• _Requirement_
Extract every entry word for word. Skip the pictures.

• _Extracted data_
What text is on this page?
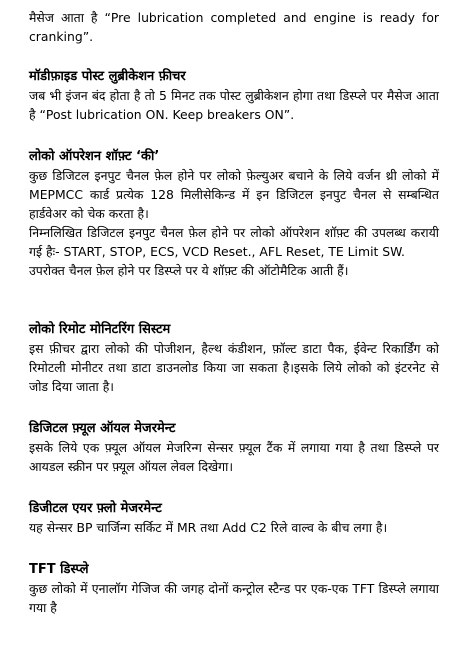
मैसेज आता है “Pre lubrication completed and engine is ready for cranking”.

मॉडीफ़ाइड पोस्ट लुब्रीकेशन फ़ीचर

जब भी इंजन बंद होता है तो 5 मिनट तक पोस्ट लुब्रीकेशन होगा तथा डिस्प्ले पर मैसेज आता है “Post lubrication ON. Keep breakers ON”.

लोको ऑपरेशन शॉफ़्ट ‘की’

कुछ डिजिटल इनपुट चैनल फ़ेल होने पर लोको फ़ेल्युअर बचाने के लिये वर्जन थ्री लोको में MEPMCC कार्ड प्रत्येक 128 मिलीसेकिन्ड में इन डिजिटल इनपुट चैनल से सम्बन्धित हार्डवेअर को चेक करता है।

निम्नलिखित डिजिटल इनपुट चैनल फ़ेल होने पर लोको ऑपरेशन शॉफ़्ट की उपलब्ध करायी गई हैः- START, STOP, ECS, VCD Reset., AFL Reset, TE Limit SW.

उपरोक्त चैनल फ़ेल होने पर डिस्प्ले पर ये शॉफ़्ट की ऑटोमैटिक आती हैं।

लोको रिमोट मोनिटरिंग सिस्टम

इस फ़ीचर द्वारा लोको की पोजीशन, हैल्थ कंडीशन, फ़ॉल्ट डाटा पैक, ईवेन्ट रिकार्डिंग को रिमोटली मोनीटर तथा डाटा डाउनलोड किया जा सकता है।इसके लिये लोको को इंटरनेट से जोड दिया जाता है।

डिजिटल फ़्यूल ऑयल मेजरमेन्ट

इसके लिये एक फ़्यूल ऑयल मेजरिन्ग सेन्सर फ़्यूल टैंक में लगाया गया है तथा डिस्प्ले पर आयडल स्क्रीन पर फ़्यूल ऑयल लेवल दिखेगा।

डिजीटल एयर फ़्लो मेजरमेन्ट

यह सेन्सर BP चार्जिन्ग सर्किट में MR तथा Add C2 रिले वाल्व के बीच लगा है।

TFT डिस्प्ले

कुछ लोको में एनालॉग गेजिज की जगह दोनों कन्ट्रोल स्टैन्ड पर एक-एक TFT डिस्प्ले लगाया गया है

• _Answer to the task_
What text is on this page?
मैसेज आता है “Pre lubrication completed and engine is ready for cranking”.

मॉडीफ़ाइड पोस्ट लुब्रीकेशन फ़ीचर

जब भी इंजन बंद होता है तो 5 मिनट तक पोस्ट लुब्रीकेशन होगा तथा डिस्प्ले पर मैसेज आता है “Post lubrication ON. Keep breakers ON”.

लोको ऑपरेशन शॉफ़्ट ‘की’

कुछ डिजिटल इनपुट चैनल फ़ेल होने पर लोको फ़ेल्युअर बचाने के लिये वर्जन थ्री लोको में MEPMCC कार्ड प्रत्येक 128 मिलीसेकिन्ड में इन डिजिटल इनपुट चैनल से सम्बन्धित हार्डवेअर को चेक करता है।

निम्नलिखित डिजिटल इनपुट चैनल फ़ेल होने पर लोको ऑपरेशन शॉफ़्ट की उपलब्ध करायी गई हैः- START, STOP, ECS, VCD Reset., AFL Reset, TE Limit SW.

उपरोक्त चैनल फ़ेल होने पर डिस्प्ले पर ये शॉफ़्ट की ऑटोमैटिक आती हैं।

लोको रिमोट मोनिटरिंग सिस्टम

इस फ़ीचर द्वारा लोको की पोजीशन, हैल्थ कंडीशन, फ़ॉल्ट डाटा पैक, ईवेन्ट रिकार्डिंग को रिमोटली मोनीटर तथा डाटा डाउनलोड किया जा सकता है।इसके लिये लोको को इंटरनेट से जोड दिया जाता है।

डिजिटल फ़्यूल ऑयल मेजरमेन्ट

इसके लिये एक फ़्यूल ऑयल मेजरिन्ग सेन्सर फ़्यूल टैंक में लगाया गया है तथा डिस्प्ले पर आयडल स्क्रीन पर फ़्यूल ऑयल लेवल दिखेगा।

डिजीटल एयर फ़्लो मेजरमेन्ट

यह सेन्सर BP चार्जिन्ग सर्किट में MR तथा Add C2 रिले वाल्व के बीच लगा है।

TFT डिस्प्ले

कुछ लोको में एनालॉग गेजिज की जगह दोनों कन्ट्रोल स्टैन्ड पर एक-एक TFT डिस्प्ले लगाया गया है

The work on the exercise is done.